Each entry in the listing below should be restated word for word.

Records from a collection of figures:
-*-

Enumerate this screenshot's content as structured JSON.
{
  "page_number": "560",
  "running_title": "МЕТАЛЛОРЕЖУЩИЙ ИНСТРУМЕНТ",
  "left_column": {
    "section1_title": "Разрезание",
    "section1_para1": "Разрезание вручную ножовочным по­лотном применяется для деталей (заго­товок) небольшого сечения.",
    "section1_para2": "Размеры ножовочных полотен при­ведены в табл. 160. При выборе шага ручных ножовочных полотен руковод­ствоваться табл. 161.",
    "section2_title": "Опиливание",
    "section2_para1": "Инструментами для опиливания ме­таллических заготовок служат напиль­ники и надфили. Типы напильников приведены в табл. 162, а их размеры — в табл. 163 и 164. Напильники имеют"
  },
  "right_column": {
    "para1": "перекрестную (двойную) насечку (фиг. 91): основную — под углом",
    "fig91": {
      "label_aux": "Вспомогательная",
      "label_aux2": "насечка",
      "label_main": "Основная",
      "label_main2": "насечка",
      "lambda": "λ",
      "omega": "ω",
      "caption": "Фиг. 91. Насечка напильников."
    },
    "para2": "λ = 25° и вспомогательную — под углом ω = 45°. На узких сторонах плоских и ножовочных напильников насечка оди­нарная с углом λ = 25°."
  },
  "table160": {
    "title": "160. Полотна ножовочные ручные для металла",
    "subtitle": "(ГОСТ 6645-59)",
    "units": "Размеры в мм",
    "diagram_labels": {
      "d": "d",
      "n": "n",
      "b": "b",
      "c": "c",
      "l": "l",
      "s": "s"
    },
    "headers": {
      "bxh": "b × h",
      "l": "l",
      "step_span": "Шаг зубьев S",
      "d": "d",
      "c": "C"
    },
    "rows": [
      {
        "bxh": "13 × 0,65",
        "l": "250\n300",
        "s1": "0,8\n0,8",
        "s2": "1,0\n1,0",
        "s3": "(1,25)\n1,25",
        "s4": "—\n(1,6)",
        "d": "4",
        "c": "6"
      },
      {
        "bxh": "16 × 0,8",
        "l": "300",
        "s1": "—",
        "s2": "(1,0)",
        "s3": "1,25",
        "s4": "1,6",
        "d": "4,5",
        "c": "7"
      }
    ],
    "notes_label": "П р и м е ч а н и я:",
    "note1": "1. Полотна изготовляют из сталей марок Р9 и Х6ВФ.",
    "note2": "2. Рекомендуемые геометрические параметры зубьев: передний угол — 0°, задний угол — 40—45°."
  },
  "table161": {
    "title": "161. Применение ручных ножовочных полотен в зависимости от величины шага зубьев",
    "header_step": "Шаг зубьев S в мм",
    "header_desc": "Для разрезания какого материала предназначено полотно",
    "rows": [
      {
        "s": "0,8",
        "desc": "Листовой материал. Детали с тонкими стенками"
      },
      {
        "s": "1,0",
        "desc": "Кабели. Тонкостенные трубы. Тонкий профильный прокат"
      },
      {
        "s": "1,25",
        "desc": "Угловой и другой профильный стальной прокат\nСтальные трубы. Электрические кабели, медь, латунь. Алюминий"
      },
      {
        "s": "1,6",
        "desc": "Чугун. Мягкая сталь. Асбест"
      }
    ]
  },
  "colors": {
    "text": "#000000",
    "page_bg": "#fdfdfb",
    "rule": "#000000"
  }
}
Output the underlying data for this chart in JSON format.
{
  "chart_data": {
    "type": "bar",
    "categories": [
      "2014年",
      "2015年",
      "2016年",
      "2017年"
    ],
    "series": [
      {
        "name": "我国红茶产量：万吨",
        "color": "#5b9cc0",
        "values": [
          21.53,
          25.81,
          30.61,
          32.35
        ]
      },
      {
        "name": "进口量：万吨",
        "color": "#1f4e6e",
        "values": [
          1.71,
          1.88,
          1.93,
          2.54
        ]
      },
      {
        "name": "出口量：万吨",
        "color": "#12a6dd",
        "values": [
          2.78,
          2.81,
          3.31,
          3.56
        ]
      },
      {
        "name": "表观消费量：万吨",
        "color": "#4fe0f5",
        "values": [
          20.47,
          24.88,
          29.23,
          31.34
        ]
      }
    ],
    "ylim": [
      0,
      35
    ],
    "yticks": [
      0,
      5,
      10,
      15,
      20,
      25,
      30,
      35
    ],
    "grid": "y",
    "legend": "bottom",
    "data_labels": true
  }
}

-*-

- Solution to the exercise
Enumerate this screenshot's content as structured JSON.
{
  "page_number": "560",
  "running_title": "МЕТАЛЛОРЕЖУЩИЙ ИНСТРУМЕНТ",
  "left_column": {
    "section1_title": "Разрезание",
    "section1_para1": "Разрезание вручную ножовочным по­лотном применяется для деталей (заго­товок) небольшого сечения.",
    "section1_para2": "Размеры ножовочных полотен при­ведены в табл. 160. При выборе шага ручных ножовочных полотен руковод­ствоваться табл. 161.",
    "section2_title": "Опиливание",
    "section2_para1": "Инструментами для опиливания ме­таллических заготовок служат напиль­ники и надфили. Типы напильников приведены в табл. 162, а их размеры — в табл. 163 и 164. Напильники имеют"
  },
  "right_column": {
    "para1": "перекрестную (двойную) насечку (фиг. 91): основную — под углом",
    "fig91": {
      "label_aux": "Вспомогательная",
      "label_aux2": "насечка",
      "label_main": "Основная",
      "label_main2": "насечка",
      "lambda": "λ",
      "omega": "ω",
      "caption": "Фиг. 91. Насечка напильников."
    },
    "para2": "λ = 25° и вспомогательную — под углом ω = 45°. На узких сторонах плоских и ножовочных напильников насечка оди­нарная с углом λ = 25°."
  },
  "table160": {
    "title": "160. Полотна ножовочные ручные для металла",
    "subtitle": "(ГОСТ 6645-59)",
    "units": "Размеры в мм",
    "diagram_labels": {
      "d": "d",
      "n": "n",
      "b": "b",
      "c": "c",
      "l": "l",
      "s": "s"
    },
    "headers": {
      "bxh": "b × h",
      "l": "l",
      "step_span": "Шаг зубьев S",
      "d": "d",
      "c": "C"
    },
    "rows": [
      {
        "bxh": "13 × 0,65",
        "l": "250\n300",
        "s1": "0,8\n0,8",
        "s2": "1,0\n1,0",
        "s3": "(1,25)\n1,25",
        "s4": "—\n(1,6)",
        "d": "4",
        "c": "6"
      },
      {
        "bxh": "16 × 0,8",
        "l": "300",
        "s1": "—",
        "s2": "(1,0)",
        "s3": "1,25",
        "s4": "1,6",
        "d": "4,5",
        "c": "7"
      }
    ],
    "notes_label": "П р и м е ч а н и я:",
    "note1": "1. Полотна изготовляют из сталей марок Р9 и Х6ВФ.",
    "note2": "2. Рекомендуемые геометрические параметры зубьев: передний угол — 0°, задний угол — 40—45°."
  },
  "table161": {
    "title": "161. Применение ручных ножовочных полотен в зависимости от величины шага зубьев",
    "header_step": "Шаг зубьев S в мм",
    "header_desc": "Для разрезания какого материала предназначено полотно",
    "rows": [
      {
        "s": "0,8",
        "desc": "Листовой материал. Детали с тонкими стенками"
      },
      {
        "s": "1,0",
        "desc": "Кабели. Тонкостенные трубы. Тонкий профильный прокат"
      },
      {
        "s": "1,25",
        "desc": "Угловой и другой профильный стальной прокат\nСтальные трубы. Электрические кабели, медь, латунь. Алюминий"
      },
      {
        "s": "1,6",
        "desc": "Чугун. Мягкая сталь. Асбест"
      }
    ]
  },
  "colors": {
    "text": "#000000",
    "page_bg": "#fdfdfb",
    "rule": "#000000"
  }
}
Output the underlying data for this chart in JSON format.
{
  "chart_data": {
    "type": "bar",
    "categories": [
      "2014年",
      "2015年",
      "2016年",
      "2017年"
    ],
    "series": [
      {
        "name": "我国红茶产量：万吨",
        "color": "#5b9cc0",
        "values": [
          21.53,
          25.81,
          30.61,
          32.35
        ]
      },
      {
        "name": "进口量：万吨",
        "color": "#1f4e6e",
        "values": [
          1.71,
          1.88,
          1.93,
          2.54
        ]
      },
      {
        "name": "出口量：万吨",
        "color": "#12a6dd",
        "values": [
          2.78,
          2.81,
          3.31,
          3.56
        ]
      },
      {
        "name": "表观消费量：万吨",
        "color": "#4fe0f5",
        "values": [
          20.47,
          24.88,
          29.23,
          31.34
        ]
      }
    ],
    "ylim": [
      0,
      35
    ],
    "yticks": [
      0,
      5,
      10,
      15,
      20,
      25,
      30,
      35
    ],
    "grid": "y",
    "legend": "bottom",
    "data_labels": true
  }
}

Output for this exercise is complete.